EXERCISE BRIEF:
Look through the material below for "with". Copy every line that contains it.

= = = =

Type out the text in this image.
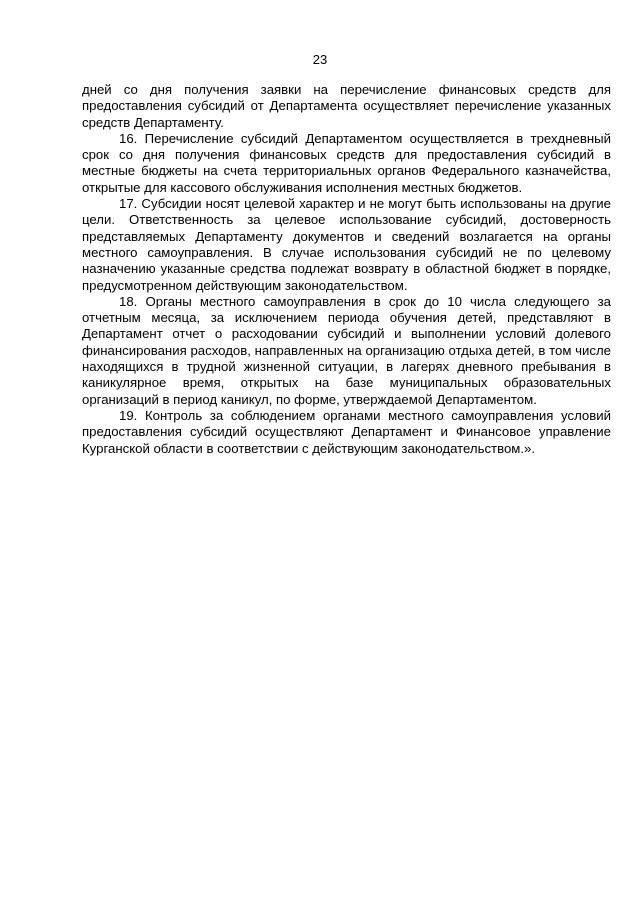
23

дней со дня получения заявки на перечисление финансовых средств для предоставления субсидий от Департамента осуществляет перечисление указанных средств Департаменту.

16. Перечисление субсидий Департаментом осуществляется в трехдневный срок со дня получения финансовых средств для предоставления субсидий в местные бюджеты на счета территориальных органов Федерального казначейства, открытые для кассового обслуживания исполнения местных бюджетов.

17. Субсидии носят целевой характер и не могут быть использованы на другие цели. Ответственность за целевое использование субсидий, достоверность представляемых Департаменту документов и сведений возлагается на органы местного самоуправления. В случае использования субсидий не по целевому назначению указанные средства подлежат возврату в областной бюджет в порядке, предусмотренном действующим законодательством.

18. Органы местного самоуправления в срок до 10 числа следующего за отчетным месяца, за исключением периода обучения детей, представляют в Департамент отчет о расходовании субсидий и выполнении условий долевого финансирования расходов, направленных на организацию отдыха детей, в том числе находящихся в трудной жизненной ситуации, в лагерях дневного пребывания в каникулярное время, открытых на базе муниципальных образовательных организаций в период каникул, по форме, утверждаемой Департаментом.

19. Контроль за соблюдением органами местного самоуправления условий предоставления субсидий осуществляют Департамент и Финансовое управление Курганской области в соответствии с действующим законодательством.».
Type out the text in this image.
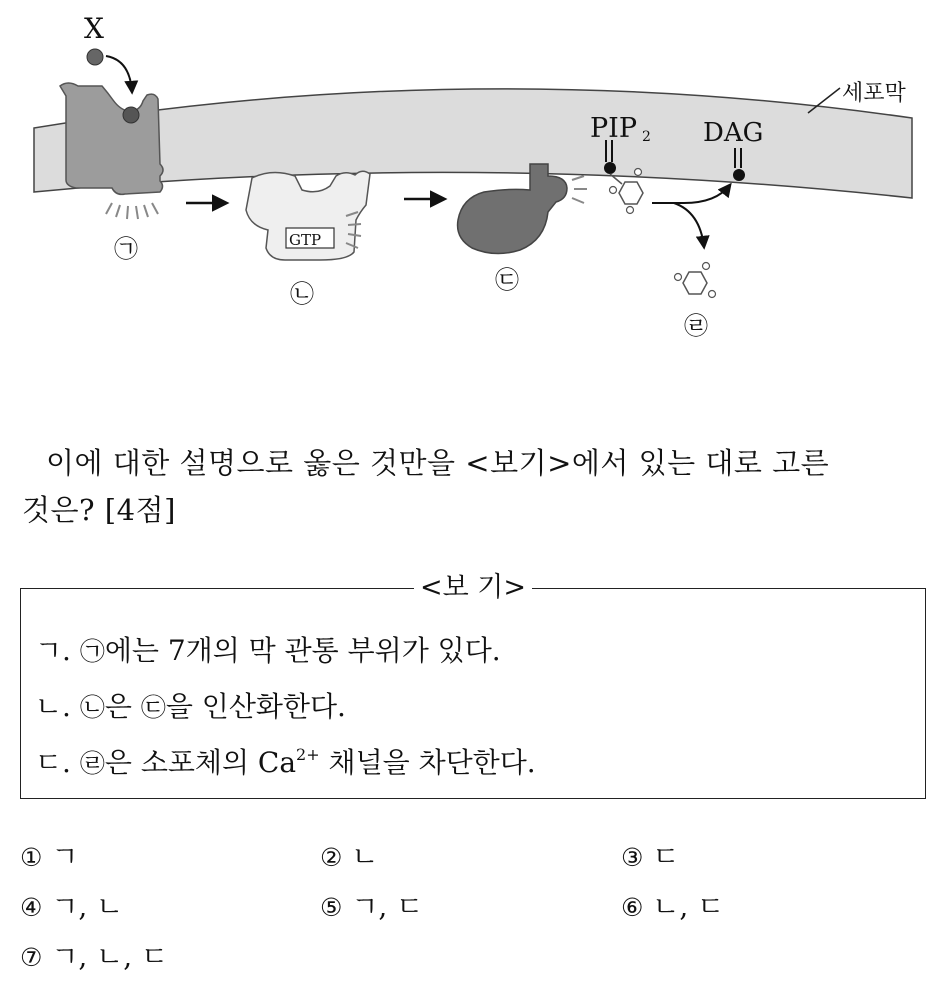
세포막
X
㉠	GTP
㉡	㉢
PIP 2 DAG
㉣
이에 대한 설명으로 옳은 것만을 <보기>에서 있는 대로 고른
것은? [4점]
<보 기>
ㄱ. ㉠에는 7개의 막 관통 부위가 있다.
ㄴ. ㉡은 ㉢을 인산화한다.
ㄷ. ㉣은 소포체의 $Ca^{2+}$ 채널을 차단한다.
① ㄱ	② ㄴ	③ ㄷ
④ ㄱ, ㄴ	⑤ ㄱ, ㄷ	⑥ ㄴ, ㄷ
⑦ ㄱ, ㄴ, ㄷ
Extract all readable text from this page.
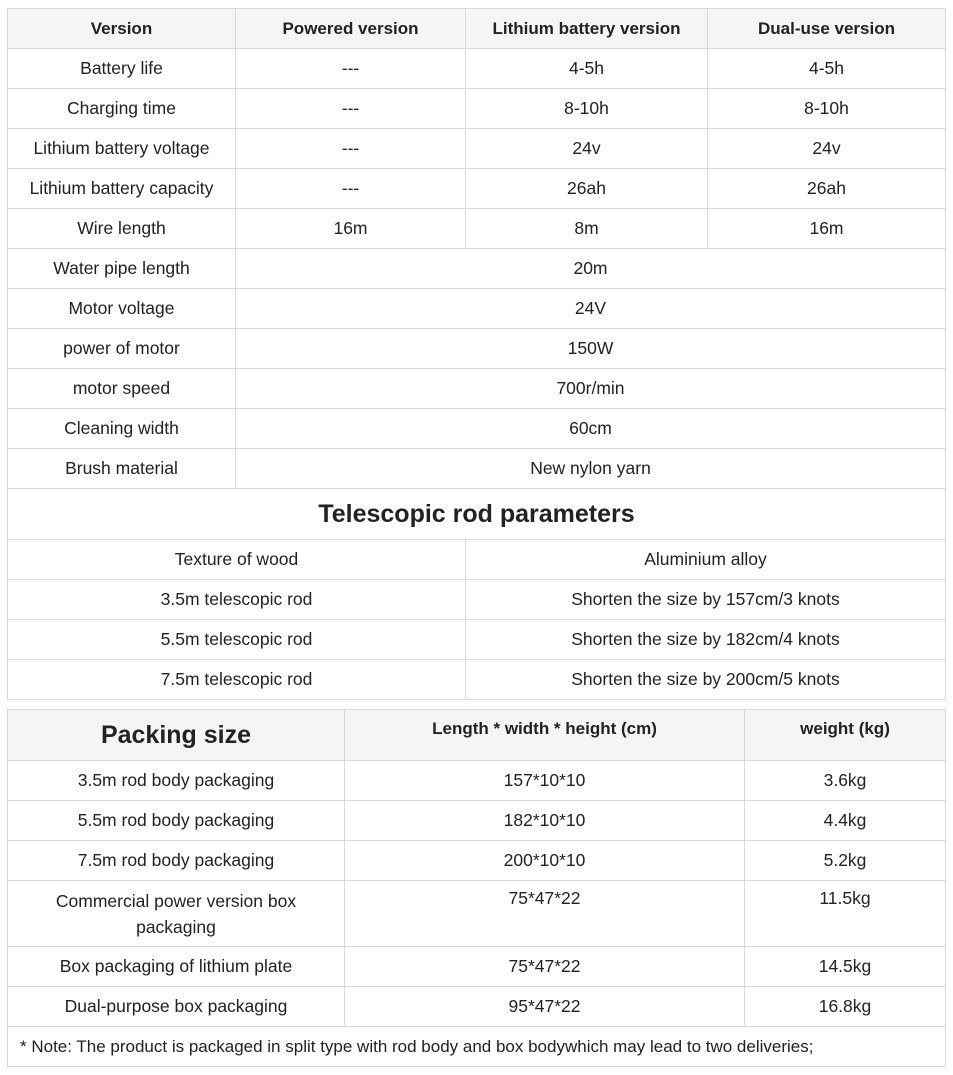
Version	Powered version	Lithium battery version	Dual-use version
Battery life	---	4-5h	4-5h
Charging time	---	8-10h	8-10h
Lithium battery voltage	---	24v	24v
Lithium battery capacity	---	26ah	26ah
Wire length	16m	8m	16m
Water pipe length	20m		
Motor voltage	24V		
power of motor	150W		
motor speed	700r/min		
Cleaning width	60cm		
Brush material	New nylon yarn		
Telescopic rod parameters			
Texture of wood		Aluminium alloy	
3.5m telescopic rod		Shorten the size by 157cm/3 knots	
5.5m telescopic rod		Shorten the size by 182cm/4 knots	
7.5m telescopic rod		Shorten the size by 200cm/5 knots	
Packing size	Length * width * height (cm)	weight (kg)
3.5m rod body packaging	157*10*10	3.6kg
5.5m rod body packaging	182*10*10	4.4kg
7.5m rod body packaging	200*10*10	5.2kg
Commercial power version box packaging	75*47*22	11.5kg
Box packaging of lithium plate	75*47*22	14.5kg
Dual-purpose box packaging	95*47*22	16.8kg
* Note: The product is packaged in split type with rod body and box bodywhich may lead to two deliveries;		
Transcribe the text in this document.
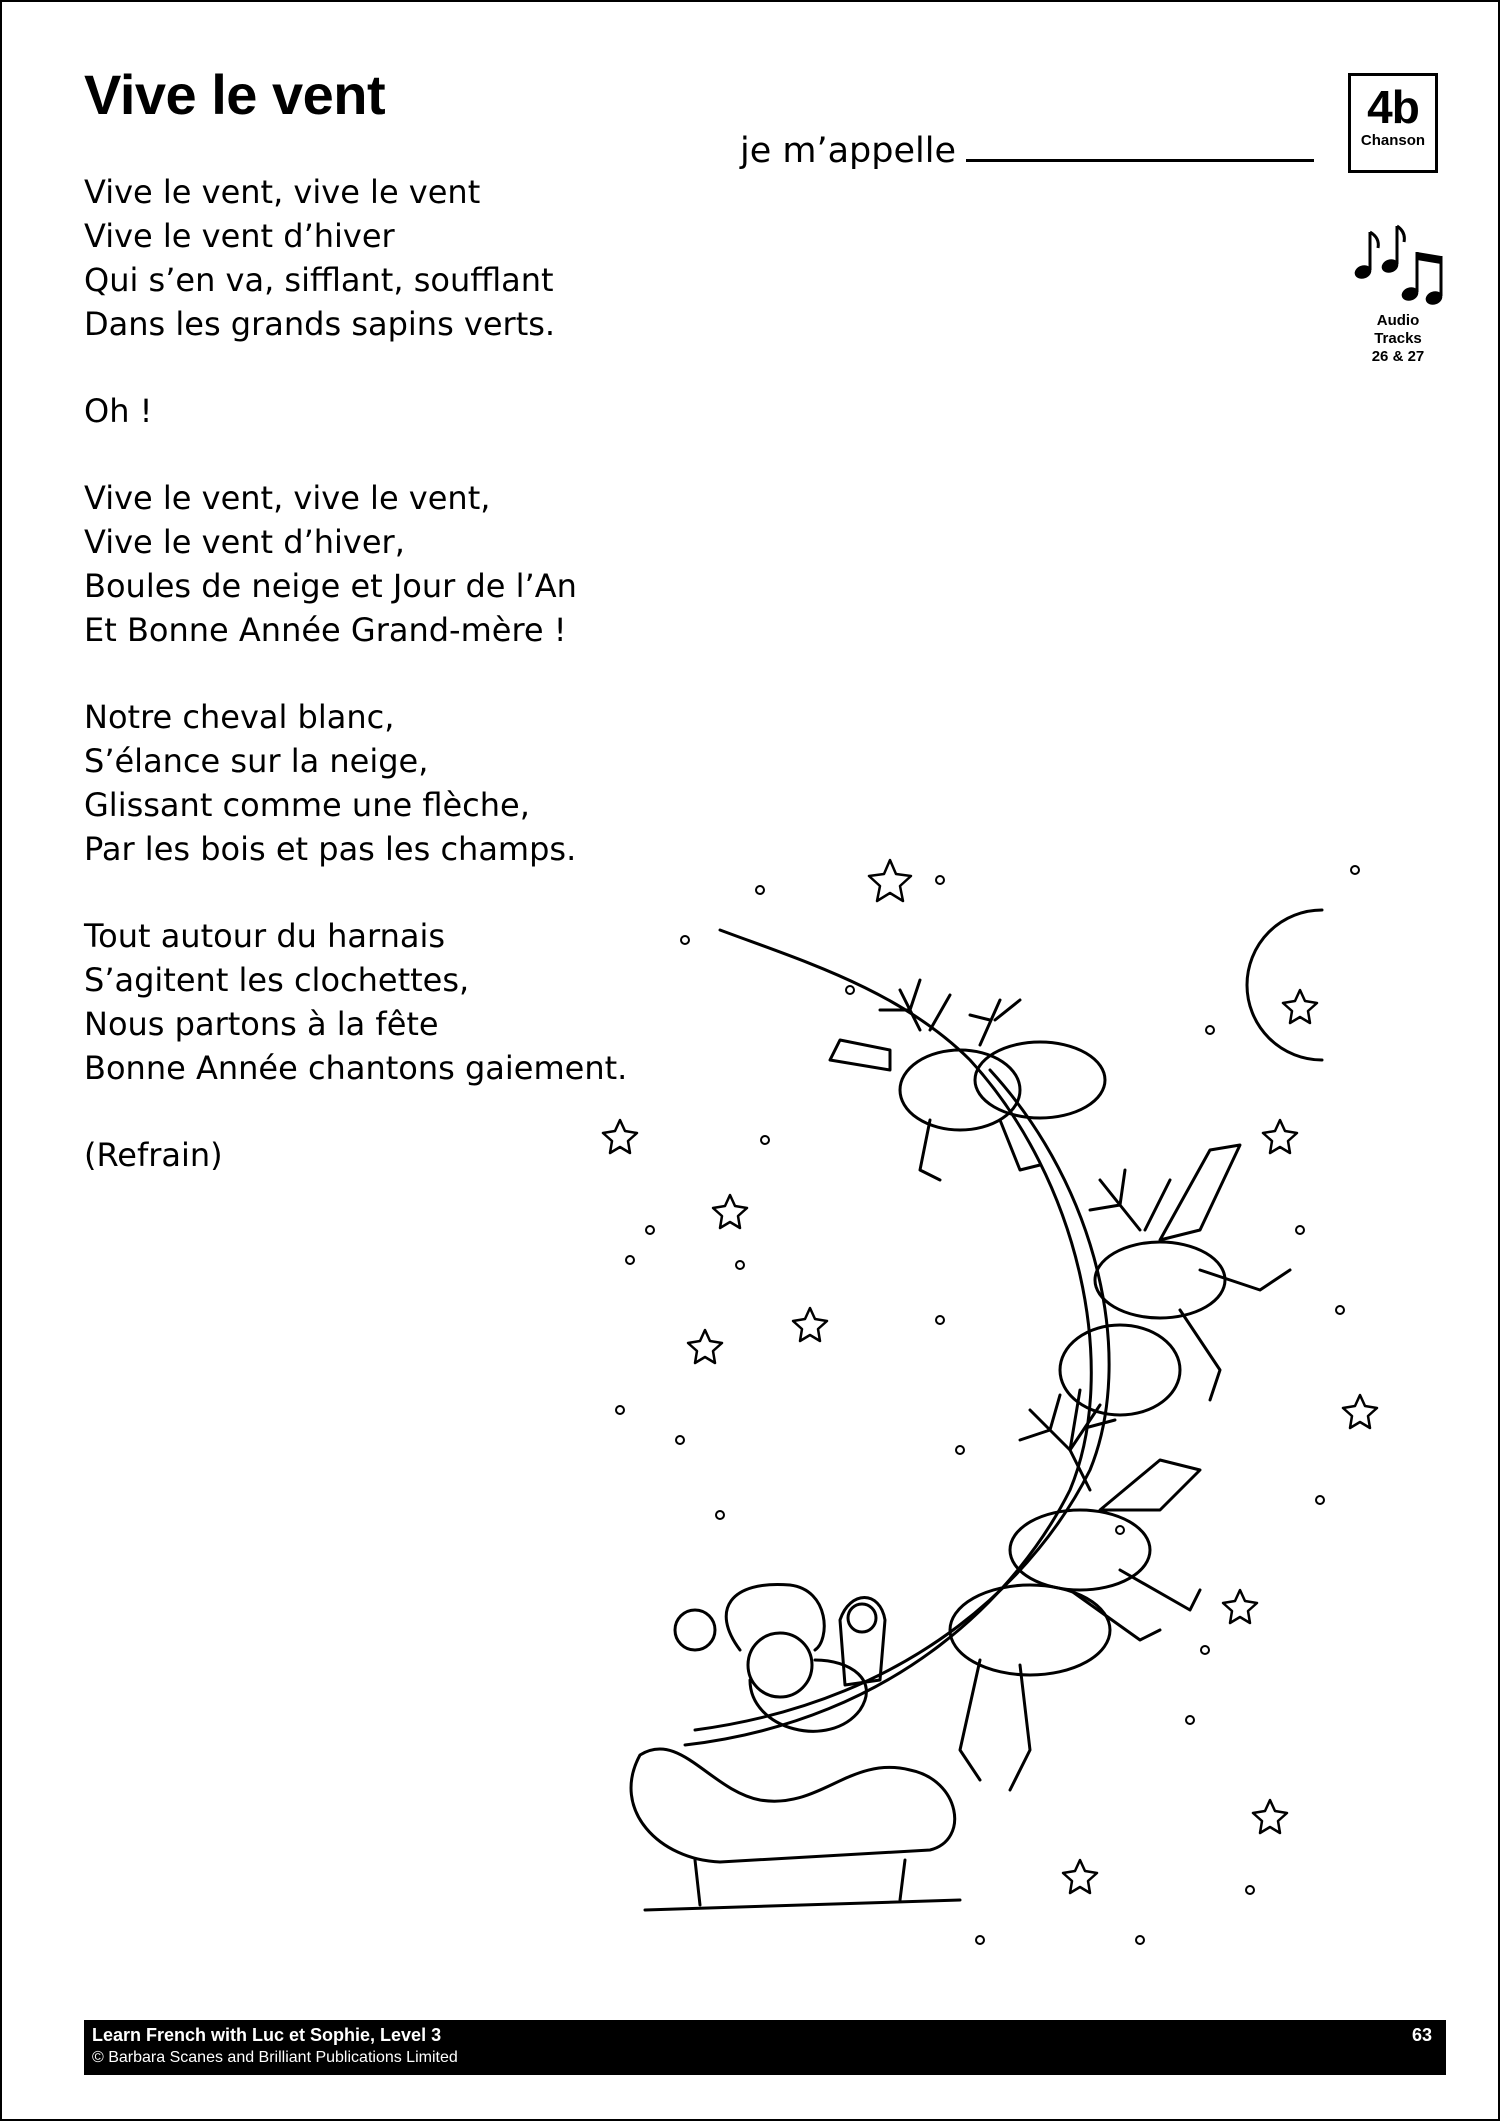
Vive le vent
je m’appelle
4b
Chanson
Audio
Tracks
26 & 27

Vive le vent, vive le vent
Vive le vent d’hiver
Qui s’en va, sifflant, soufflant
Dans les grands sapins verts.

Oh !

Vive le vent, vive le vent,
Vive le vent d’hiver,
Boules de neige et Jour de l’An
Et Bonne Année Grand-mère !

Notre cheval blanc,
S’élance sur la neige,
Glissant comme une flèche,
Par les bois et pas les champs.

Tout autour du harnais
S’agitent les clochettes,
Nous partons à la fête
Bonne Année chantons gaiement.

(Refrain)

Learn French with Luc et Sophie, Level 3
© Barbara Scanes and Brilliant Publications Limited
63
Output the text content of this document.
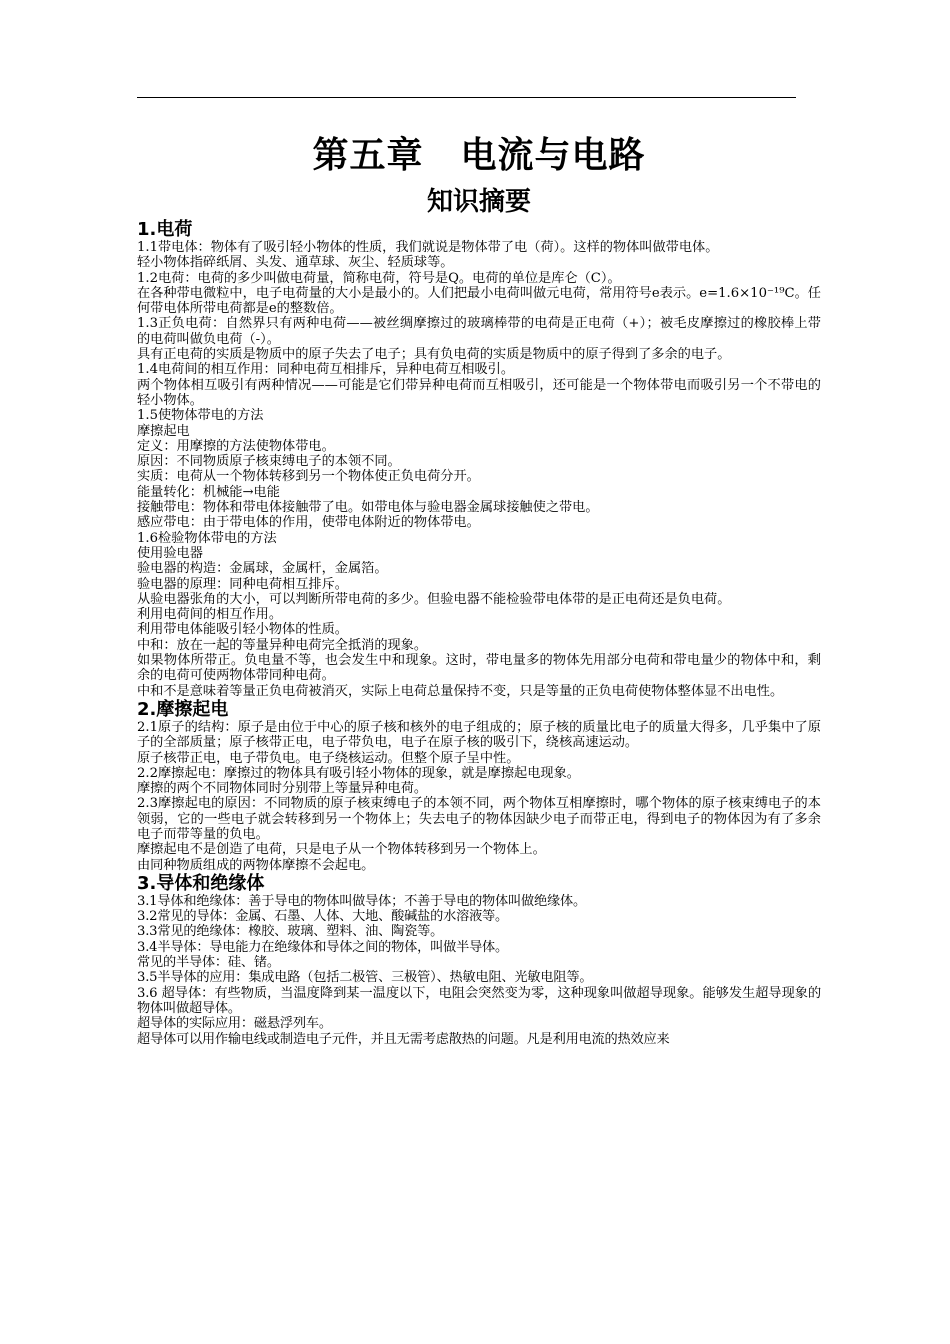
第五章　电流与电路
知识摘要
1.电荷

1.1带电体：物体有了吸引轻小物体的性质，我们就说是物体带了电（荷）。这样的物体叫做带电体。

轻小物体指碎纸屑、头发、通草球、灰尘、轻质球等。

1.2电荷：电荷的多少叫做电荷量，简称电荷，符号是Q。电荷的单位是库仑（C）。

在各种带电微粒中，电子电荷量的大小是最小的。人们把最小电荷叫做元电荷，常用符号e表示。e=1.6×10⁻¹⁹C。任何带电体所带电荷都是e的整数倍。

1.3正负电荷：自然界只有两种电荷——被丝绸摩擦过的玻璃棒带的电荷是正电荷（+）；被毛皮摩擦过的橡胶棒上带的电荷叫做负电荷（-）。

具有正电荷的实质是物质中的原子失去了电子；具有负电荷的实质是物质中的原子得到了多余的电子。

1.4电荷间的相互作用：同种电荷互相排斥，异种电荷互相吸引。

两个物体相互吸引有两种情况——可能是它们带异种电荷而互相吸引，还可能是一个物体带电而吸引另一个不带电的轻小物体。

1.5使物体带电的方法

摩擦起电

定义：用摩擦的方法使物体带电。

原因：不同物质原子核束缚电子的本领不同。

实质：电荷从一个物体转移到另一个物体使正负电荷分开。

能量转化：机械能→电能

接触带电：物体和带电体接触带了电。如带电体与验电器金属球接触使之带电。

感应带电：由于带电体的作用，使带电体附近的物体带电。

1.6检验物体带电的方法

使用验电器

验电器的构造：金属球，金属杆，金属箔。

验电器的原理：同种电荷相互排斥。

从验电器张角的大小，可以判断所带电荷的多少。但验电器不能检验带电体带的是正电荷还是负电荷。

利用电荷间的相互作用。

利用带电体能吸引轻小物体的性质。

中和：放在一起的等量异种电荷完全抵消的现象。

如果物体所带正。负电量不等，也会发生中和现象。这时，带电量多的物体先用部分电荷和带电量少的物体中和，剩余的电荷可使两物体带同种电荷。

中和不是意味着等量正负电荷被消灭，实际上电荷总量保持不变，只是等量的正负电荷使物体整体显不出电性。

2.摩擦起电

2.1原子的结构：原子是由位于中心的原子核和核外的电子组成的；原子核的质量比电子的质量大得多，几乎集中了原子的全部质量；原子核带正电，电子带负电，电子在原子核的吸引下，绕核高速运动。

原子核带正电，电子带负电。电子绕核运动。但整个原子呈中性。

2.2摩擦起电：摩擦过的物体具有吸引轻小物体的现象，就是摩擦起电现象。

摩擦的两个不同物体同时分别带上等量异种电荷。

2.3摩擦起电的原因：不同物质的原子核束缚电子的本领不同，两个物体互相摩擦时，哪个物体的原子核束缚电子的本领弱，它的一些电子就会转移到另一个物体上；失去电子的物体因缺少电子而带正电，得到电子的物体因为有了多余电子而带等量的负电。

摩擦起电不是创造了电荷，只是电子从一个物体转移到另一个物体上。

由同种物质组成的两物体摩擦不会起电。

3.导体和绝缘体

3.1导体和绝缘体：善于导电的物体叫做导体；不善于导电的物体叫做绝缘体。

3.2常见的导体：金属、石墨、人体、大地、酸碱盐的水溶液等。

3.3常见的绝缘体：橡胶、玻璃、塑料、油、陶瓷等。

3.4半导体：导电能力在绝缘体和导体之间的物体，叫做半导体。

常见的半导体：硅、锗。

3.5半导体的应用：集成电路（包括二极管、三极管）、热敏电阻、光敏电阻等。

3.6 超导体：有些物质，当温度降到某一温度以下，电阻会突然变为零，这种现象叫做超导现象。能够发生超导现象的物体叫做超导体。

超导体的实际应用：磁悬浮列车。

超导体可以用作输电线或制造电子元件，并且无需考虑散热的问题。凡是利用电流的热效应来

= = = =

THE ANSWER:
* Note: The product is packaged in split type with rod body and box bodywhich may lead to two deliveries;		
Learn French with Luc et Sophie, Level 3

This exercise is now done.